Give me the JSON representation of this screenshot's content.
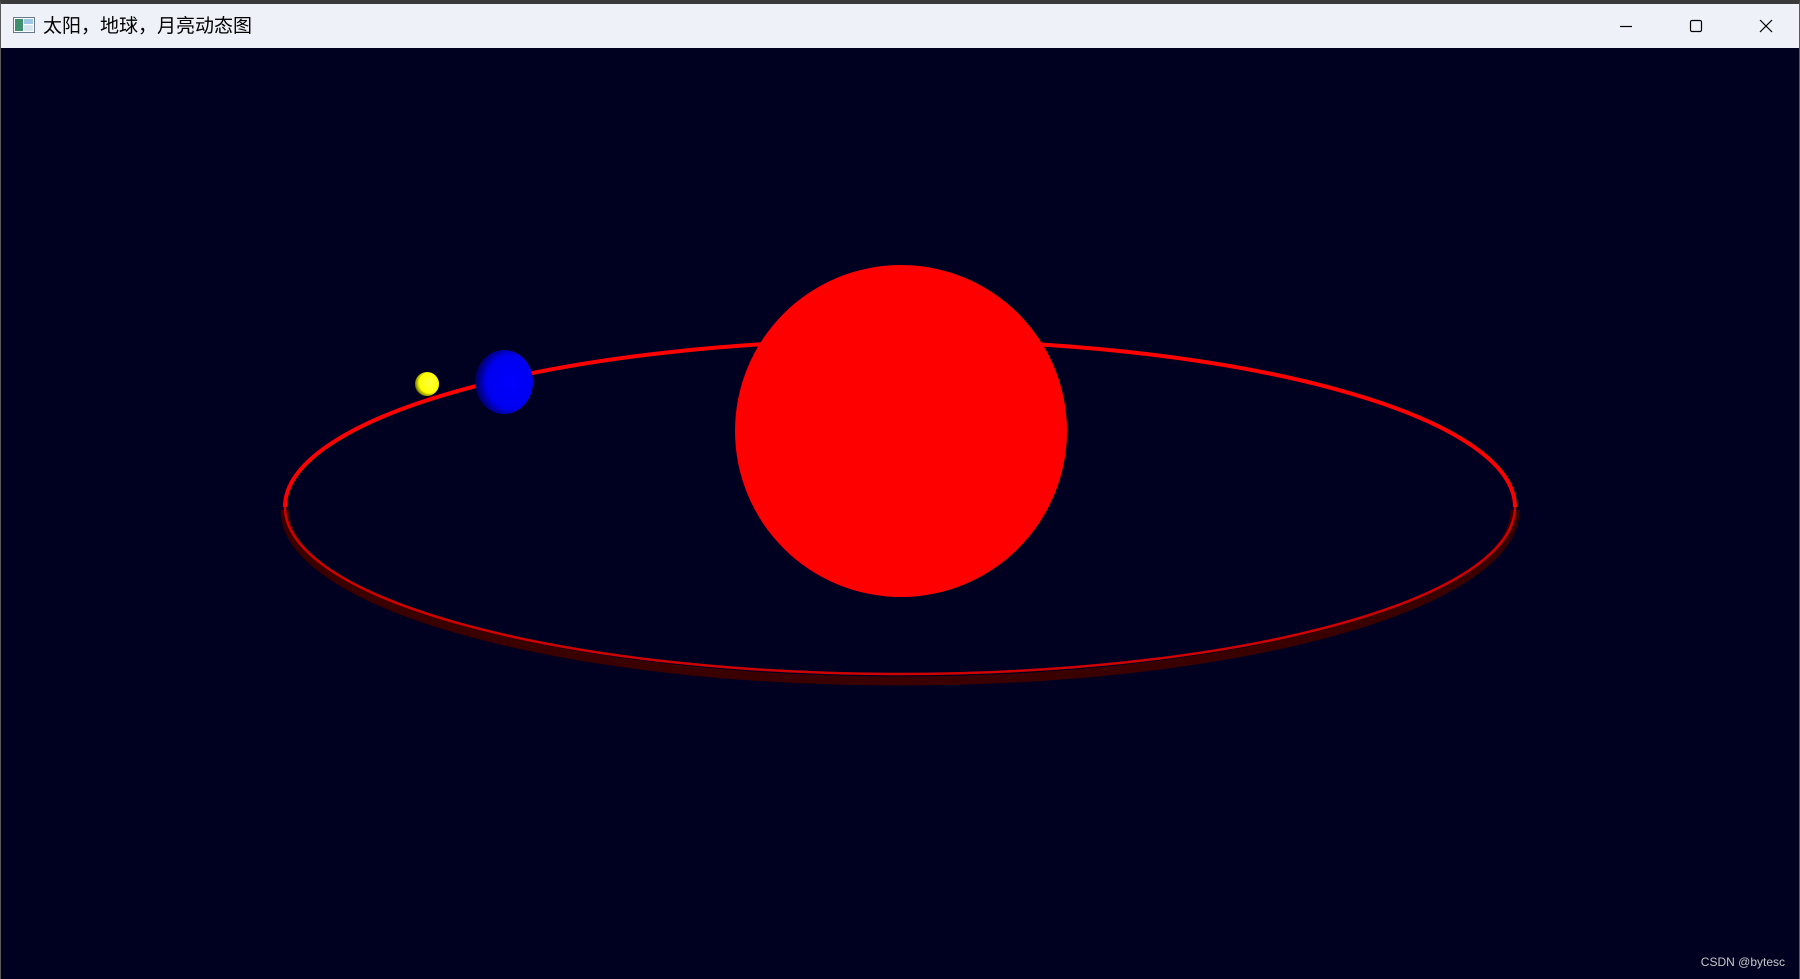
{
  "window": {
    "title": "太阳，地球，月亮动态图",
    "app_icon": "window-app-icon",
    "controls": {
      "minimize_icon": "minimize-icon",
      "maximize_icon": "maximize-icon",
      "close_icon": "close-icon"
    }
  },
  "scene": {
    "background_color": "#000020",
    "sun": {
      "color": "#ff0000"
    },
    "orbit": {
      "color": "#ff0000",
      "shadow_color": "#3a0000"
    },
    "earth": {
      "color": "#0000ff"
    },
    "moon": {
      "color": "#ffff00"
    }
  },
  "watermark": "CSDN @bytesc"
}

——

▸ WHAT THE EXERCISE ASKS
Each line in the records above should be reproduced exactly; images are not copied.

▸ OUTPUT FOR THIS EXERCISE
Give me the JSON representation of this screenshot's content.
{
  "window": {
    "title": "太阳，地球，月亮动态图",
    "app_icon": "window-app-icon",
    "controls": {
      "minimize_icon": "minimize-icon",
      "maximize_icon": "maximize-icon",
      "close_icon": "close-icon"
    }
  },
  "scene": {
    "background_color": "#000020",
    "sun": {
      "color": "#ff0000"
    },
    "orbit": {
      "color": "#ff0000",
      "shadow_color": "#3a0000"
    },
    "earth": {
      "color": "#0000ff"
    },
    "moon": {
      "color": "#ffff00"
    }
  },
  "watermark": "CSDN @bytesc"
}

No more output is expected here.